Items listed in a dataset
--- begin ---

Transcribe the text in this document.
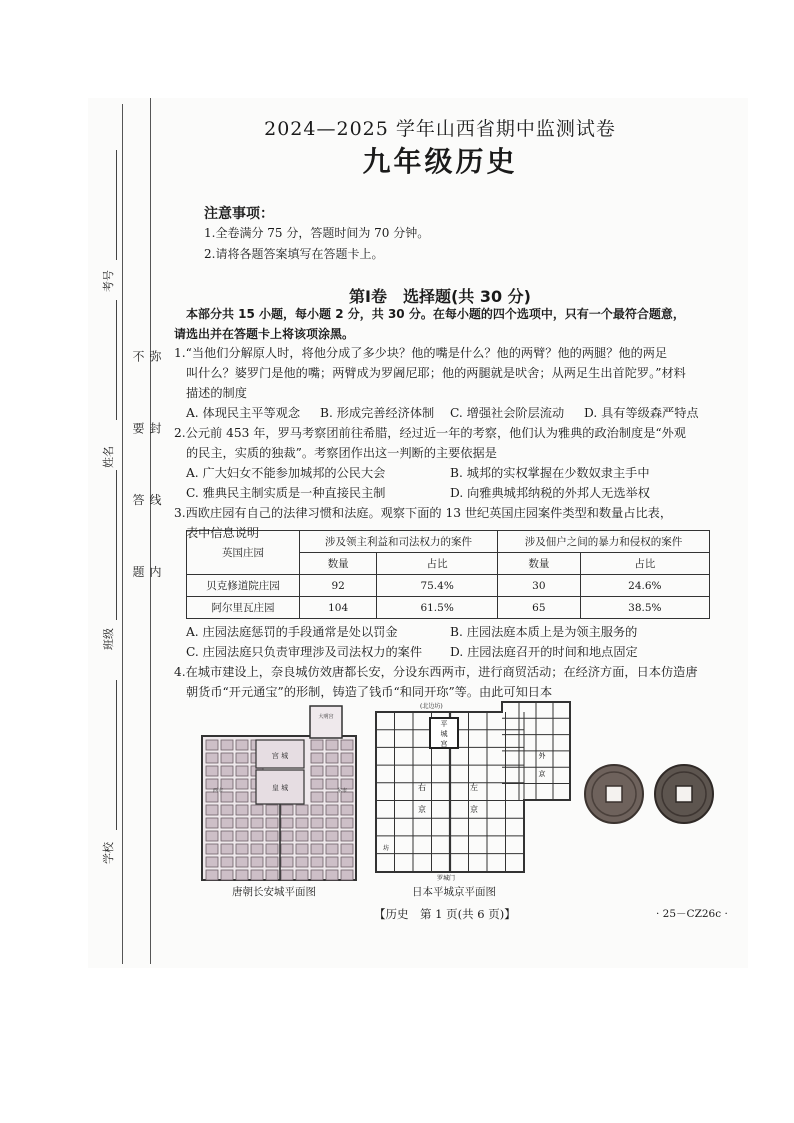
考号
姓名
班级
学校
弥 封 线 内 不 要 答 题
2024—2025 学年山西省期中监测试卷
九年级历史
注意事项：
1.全卷满分 75 分，答题时间为 70 分钟。
2.请将各题答案填写在答题卡上。
第Ⅰ卷　选择题(共 30 分)
本部分共 15 小题，每小题 2 分，共 30 分。在每小题的四个选项中，只有一个最符合题意，
请选出并在答题卡上将该项涂黑。
1.“当他们分解原人时，将他分成了多少块？他的嘴是什么？他的两臂？他的两腿？他的两足
叫什么？婆罗门是他的嘴；两臂成为罗阇尼耶；他的两腿就是吠舍；从两足生出首陀罗。”材料
描述的制度
A. 体现民主平等观念 B. 形成完善经济体制 C. 增强社会阶层流动 D. 具有等级森严特点
2.公元前 453 年，罗马考察团前往希腊，经过近一年的考察，他们认为雅典的政治制度是“外观
的民主，实质的独裁”。考察团作出这一判断的主要依据是
A. 广大妇女不能参加城邦的公民大会	B. 城邦的实权掌握在少数奴隶主手中
C. 雅典民主制实质是一种直接民主制	D. 向雅典城邦纳税的外邦人无选举权
3.西欧庄园有自己的法律习惯和法庭。观察下面的 13 世纪英国庄园案件类型和数量占比表，
表中信息说明
英国庄园	涉及领主利益和司法权力的案件		涉及佃户之间的暴力和侵权的案件	
	数量	占比	数量	占比
贝克修道院庄园	92	75.4%	30	24.6%
阿尔里瓦庄园	104	61.5%	65	38.5%
A. 庄园法庭惩罚的手段通常是处以罚金	B. 庄园法庭本质上是为领主服务的
C. 庄园法庭只负责审理涉及司法权力的案件 D. 庄园法庭召开的时间和地点固定
4.在城市建设上，奈良城仿效唐都长安，分设东西两市，进行商贸活动；在经济方面，日本仿造唐
朝货币“开元通宝”的形制，铸造了钱币“和同开珎”等。由此可知日本
宫 城
皇 城
大明宫
东市
西市
唐朝长安城平面图
(北边坊)
平
城
宫
右
京
左
京
外
京
坊
罗城门
日本平城京平面图
【历史　第 1 页(共 6 页)】	· 25－CZ26c ·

--- end ---

__What the task asks__
Using the data above, write out every line exactly, leaving the images behind.

__Written solution__
Transcribe the text in this document.
考号
姓名
班级
学校
弥 封 线 内 不 要 答 题
2024—2025 学年山西省期中监测试卷
九年级历史
注意事项：
1.全卷满分 75 分，答题时间为 70 分钟。
2.请将各题答案填写在答题卡上。
第Ⅰ卷　选择题(共 30 分)
本部分共 15 小题，每小题 2 分，共 30 分。在每小题的四个选项中，只有一个最符合题意，
请选出并在答题卡上将该项涂黑。
1.“当他们分解原人时，将他分成了多少块？他的嘴是什么？他的两臂？他的两腿？他的两足
叫什么？婆罗门是他的嘴；两臂成为罗阇尼耶；他的两腿就是吠舍；从两足生出首陀罗。”材料
描述的制度
A. 体现民主平等观念 B. 形成完善经济体制 C. 增强社会阶层流动 D. 具有等级森严特点
2.公元前 453 年，罗马考察团前往希腊，经过近一年的考察，他们认为雅典的政治制度是“外观
的民主，实质的独裁”。考察团作出这一判断的主要依据是
A. 广大妇女不能参加城邦的公民大会	B. 城邦的实权掌握在少数奴隶主手中
C. 雅典民主制实质是一种直接民主制	D. 向雅典城邦纳税的外邦人无选举权
3.西欧庄园有自己的法律习惯和法庭。观察下面的 13 世纪英国庄园案件类型和数量占比表，
表中信息说明
英国庄园	涉及领主利益和司法权力的案件		涉及佃户之间的暴力和侵权的案件	
	数量	占比	数量	占比
贝克修道院庄园	92	75.4%	30	24.6%
阿尔里瓦庄园	104	61.5%	65	38.5%
A. 庄园法庭惩罚的手段通常是处以罚金	B. 庄园法庭本质上是为领主服务的
C. 庄园法庭只负责审理涉及司法权力的案件 D. 庄园法庭召开的时间和地点固定
4.在城市建设上，奈良城仿效唐都长安，分设东西两市，进行商贸活动；在经济方面，日本仿造唐
朝货币“开元通宝”的形制，铸造了钱币“和同开珎”等。由此可知日本
宫 城
皇 城
大明宫
东市
西市
唐朝长安城平面图
(北边坊)
平
城
宫
右
京
左
京
外
京
坊
罗城门
日本平城京平面图
【历史　第 1 页(共 6 页)】	· 25－CZ26c ·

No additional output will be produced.